[Begin]
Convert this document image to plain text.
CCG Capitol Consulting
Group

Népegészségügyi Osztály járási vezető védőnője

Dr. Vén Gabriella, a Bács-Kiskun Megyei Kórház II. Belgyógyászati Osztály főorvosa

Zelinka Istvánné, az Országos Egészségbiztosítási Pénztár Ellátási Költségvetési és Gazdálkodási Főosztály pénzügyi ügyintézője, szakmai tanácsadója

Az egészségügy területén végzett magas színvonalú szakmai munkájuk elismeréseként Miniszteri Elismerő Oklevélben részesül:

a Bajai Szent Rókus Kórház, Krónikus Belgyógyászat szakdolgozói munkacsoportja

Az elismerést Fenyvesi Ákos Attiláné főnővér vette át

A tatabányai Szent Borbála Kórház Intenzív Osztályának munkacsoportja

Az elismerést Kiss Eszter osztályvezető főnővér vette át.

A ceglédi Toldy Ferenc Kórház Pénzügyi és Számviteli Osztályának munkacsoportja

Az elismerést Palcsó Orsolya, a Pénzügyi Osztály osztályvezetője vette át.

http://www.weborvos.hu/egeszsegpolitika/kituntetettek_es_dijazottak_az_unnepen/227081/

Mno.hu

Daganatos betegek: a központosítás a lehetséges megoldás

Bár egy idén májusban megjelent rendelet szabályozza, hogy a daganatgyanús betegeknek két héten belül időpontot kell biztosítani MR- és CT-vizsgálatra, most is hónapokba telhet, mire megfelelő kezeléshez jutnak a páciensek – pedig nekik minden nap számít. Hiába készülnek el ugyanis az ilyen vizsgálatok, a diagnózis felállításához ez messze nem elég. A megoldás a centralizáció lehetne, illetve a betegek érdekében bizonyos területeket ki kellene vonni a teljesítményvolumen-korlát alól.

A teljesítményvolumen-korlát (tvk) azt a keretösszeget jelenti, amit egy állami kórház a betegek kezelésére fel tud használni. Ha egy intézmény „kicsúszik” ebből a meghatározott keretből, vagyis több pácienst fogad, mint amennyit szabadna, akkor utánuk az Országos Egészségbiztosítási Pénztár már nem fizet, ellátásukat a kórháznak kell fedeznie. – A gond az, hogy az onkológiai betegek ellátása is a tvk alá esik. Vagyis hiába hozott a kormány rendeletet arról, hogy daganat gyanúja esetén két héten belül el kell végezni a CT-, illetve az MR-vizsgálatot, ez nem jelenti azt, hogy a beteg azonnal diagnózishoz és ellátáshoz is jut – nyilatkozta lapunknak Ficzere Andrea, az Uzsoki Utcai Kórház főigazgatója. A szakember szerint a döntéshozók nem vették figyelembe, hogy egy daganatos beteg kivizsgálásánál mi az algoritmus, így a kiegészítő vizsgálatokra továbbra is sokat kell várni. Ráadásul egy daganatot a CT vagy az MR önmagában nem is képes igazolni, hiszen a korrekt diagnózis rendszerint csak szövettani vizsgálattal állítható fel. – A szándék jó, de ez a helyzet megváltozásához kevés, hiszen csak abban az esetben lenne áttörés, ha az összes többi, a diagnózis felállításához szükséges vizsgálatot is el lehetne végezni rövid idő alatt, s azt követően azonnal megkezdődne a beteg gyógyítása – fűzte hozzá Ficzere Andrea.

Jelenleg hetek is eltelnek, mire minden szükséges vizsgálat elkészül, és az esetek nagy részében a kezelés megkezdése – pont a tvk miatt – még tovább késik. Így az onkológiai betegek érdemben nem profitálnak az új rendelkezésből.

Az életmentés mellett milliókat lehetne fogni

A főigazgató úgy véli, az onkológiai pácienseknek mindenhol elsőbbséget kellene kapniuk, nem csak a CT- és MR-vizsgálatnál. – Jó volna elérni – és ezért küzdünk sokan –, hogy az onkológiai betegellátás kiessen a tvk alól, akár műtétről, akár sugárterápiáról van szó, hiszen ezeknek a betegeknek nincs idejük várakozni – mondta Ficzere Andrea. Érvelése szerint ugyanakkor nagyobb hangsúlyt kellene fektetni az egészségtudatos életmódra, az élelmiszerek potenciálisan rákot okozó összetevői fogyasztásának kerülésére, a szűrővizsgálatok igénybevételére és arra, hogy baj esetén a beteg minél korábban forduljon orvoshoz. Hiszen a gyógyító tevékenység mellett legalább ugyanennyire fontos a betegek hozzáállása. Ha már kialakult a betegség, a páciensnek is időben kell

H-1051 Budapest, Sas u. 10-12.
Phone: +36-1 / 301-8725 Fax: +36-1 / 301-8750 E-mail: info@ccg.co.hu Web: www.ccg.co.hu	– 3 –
[End]
Copy each line of the records that contains the word "Osztályának".

TASK OUTPUT:
A tatabányai Szent Borbála Kórház Intenzív Osztályának munkacsoportja
A ceglédi Toldy Ferenc Kórház Pénzügyi és Számviteli Osztályának munkacsoportja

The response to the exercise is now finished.